• Given request
Return each line of the data below exactly, omitting any pictures.

• Provided records
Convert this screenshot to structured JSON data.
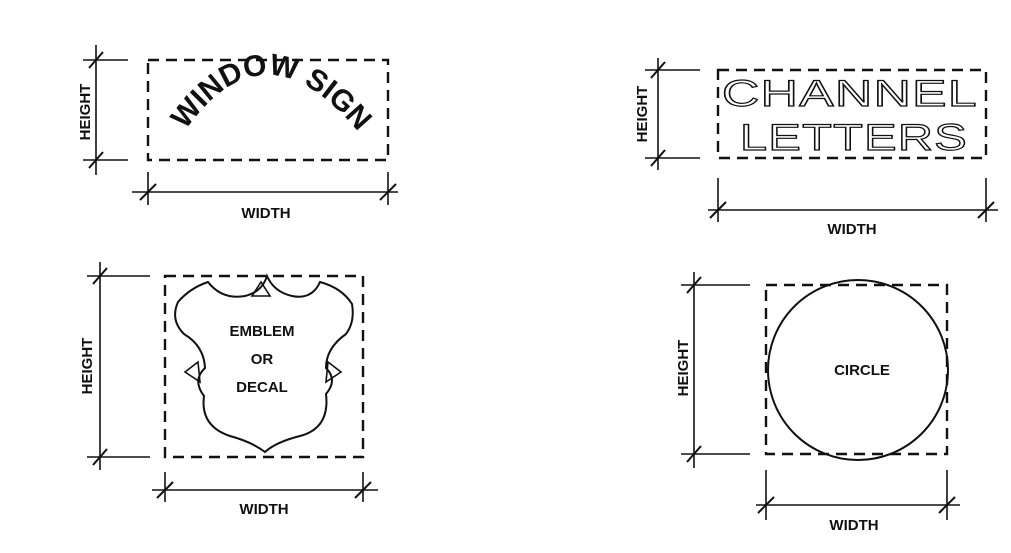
{
  "panels": {
    "window_sign": {
      "sign_text": "WINDOW SIGN",
      "height_label": "HEIGHT",
      "width_label": "WIDTH"
    },
    "channel_letters": {
      "line1": "CHANNEL",
      "line2": "LETTERS",
      "height_label": "HEIGHT",
      "width_label": "WIDTH"
    },
    "emblem": {
      "line1": "EMBLEM",
      "line2": "OR",
      "line3": "DECAL",
      "height_label": "HEIGHT",
      "width_label": "WIDTH"
    },
    "circle": {
      "label": "CIRCLE",
      "height_label": "HEIGHT",
      "width_label": "WIDTH"
    }
  }
}
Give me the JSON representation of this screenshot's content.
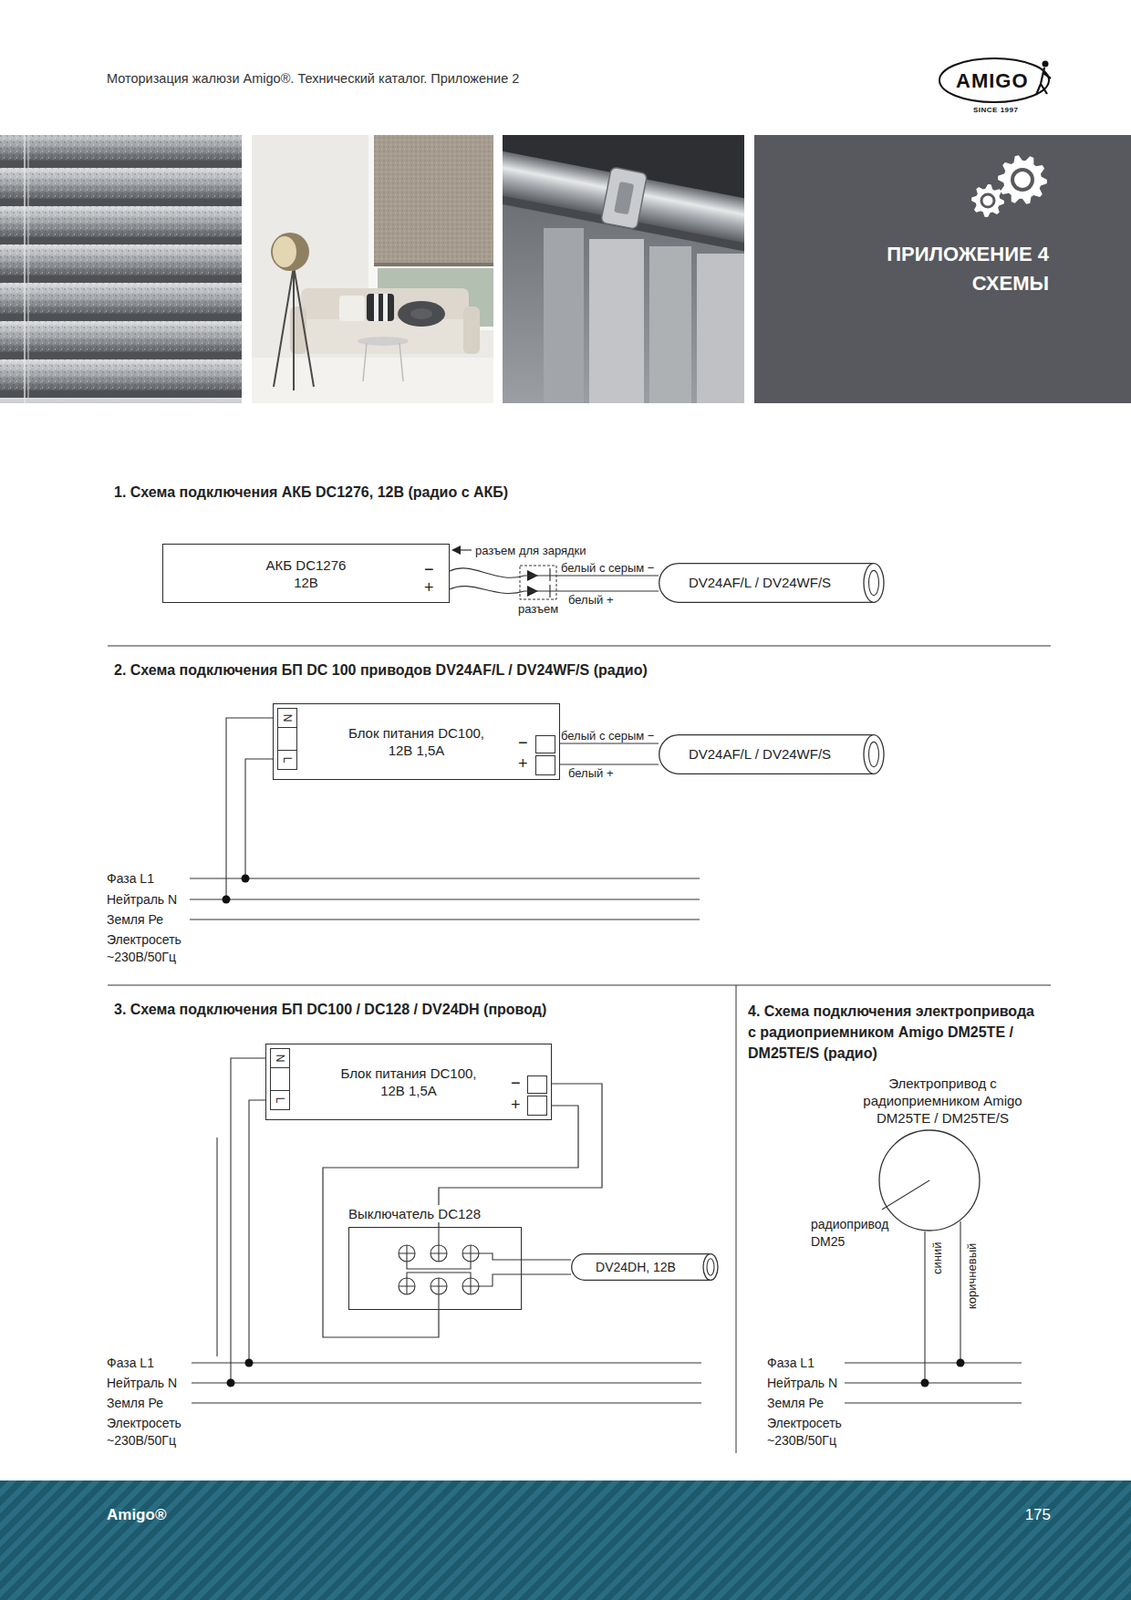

• Full output
Convert this screenshot to structured JSON data.
{
  "panels": {
    "window_sign": {
      "sign_text": "WINDOW SIGN",
      "height_label": "HEIGHT",
      "width_label": "WIDTH"
    },
    "channel_letters": {
      "line1": "CHANNEL",
      "line2": "LETTERS",
      "height_label": "HEIGHT",
      "width_label": "WIDTH"
    },
    "emblem": {
      "line1": "EMBLEM",
      "line2": "OR",
      "line3": "DECAL",
      "height_label": "HEIGHT",
      "width_label": "WIDTH"
    },
    "circle": {
      "label": "CIRCLE",
      "height_label": "HEIGHT",
      "width_label": "WIDTH"
    }
  }
}
Give me the JSON representation of this screenshot's content.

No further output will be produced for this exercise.